(SHORT EXERCISE)
Turn the data lines from the one containing "verified-badge-icon[interactable]: [301, 28, 339, 66]" through the one containing "quoted-card-edge[interactable]: [34, 452, 1050, 494]" into a Markdown table. Use a Row column for the row number and an Entry column for the line, and leave out any blank lines.

(PROVIDED INFORMATION)

** BEGIN **

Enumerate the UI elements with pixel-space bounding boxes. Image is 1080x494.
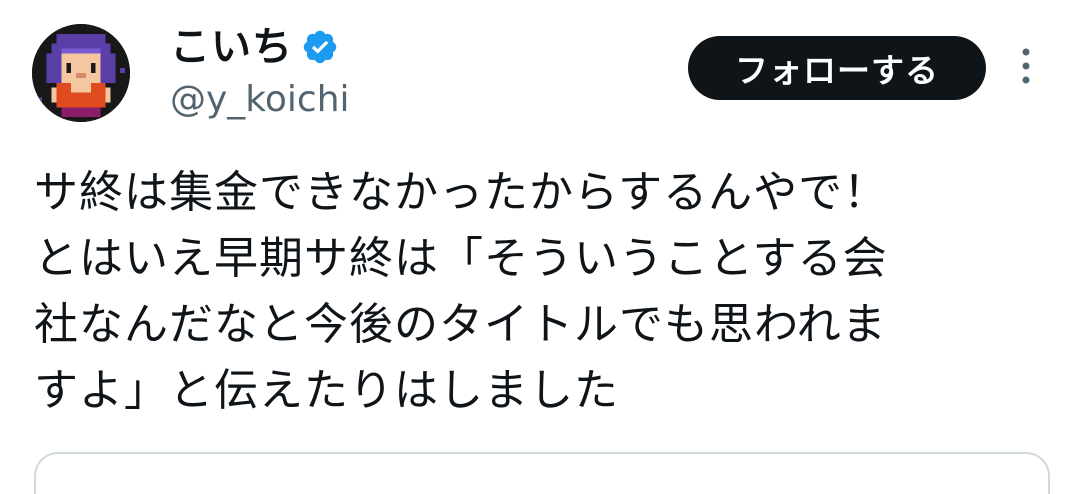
verified-badge-icon[interactable]: [301, 28, 339, 66]
tweet-line: とはいえ早期サ終は「そういうことする会: [34, 233, 888, 284]
author-name-row: こいち: [170, 22, 339, 72]
avatar[interactable]: [32, 24, 130, 122]
pixel-art-avatar-icon: [32, 24, 130, 122]
tweet-line: すよ」と伝えたりはしました: [34, 365, 619, 416]
follow-button[interactable]: フォローする: [688, 36, 986, 100]
tweet-line: 社なんだなと今後のタイトルでも思われま: [34, 299, 887, 350]
quoted-card-edge[interactable]: [34, 452, 1050, 494]
display-name[interactable]: こいち: [170, 27, 293, 67]
user-handle[interactable]: @y_koichi: [170, 80, 350, 120]
tweet-text: サ終は集金できなかったからするんやで！ とはいえ早期サ終は「そういうことする会 …: [34, 160, 1044, 424]
tweet-line: サ終は集金できなかったからするんやで！: [34, 167, 889, 218]
vertical-ellipsis-icon[interactable]: [1014, 46, 1038, 86]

** END **

(WORKED SOLUTION)
| Row | Entry |
|---|---|
| 1 | verified-badge-icon[interactable]: [301, 28, 339, 66] |
| 2 | tweet-line: とはいえ早期サ終は「そういうことする会: [34, 233, 888, 284] |
| 3 | author-name-row: こいち: [170, 22, 339, 72] |
| 4 | avatar[interactable]: [32, 24, 130, 122] |
| 5 | pixel-art-avatar-icon: [32, 24, 130, 122] |
| 6 | tweet-line: すよ」と伝えたりはしました: [34, 365, 619, 416] |
| 7 | follow-button[interactable]: フォローする: [688, 36, 986, 100] |
| 8 | tweet-line: 社なんだなと今後のタイトルでも思われま: [34, 299, 887, 350] |
| 9 | quoted-card-edge[interactable]: [34, 452, 1050, 494] |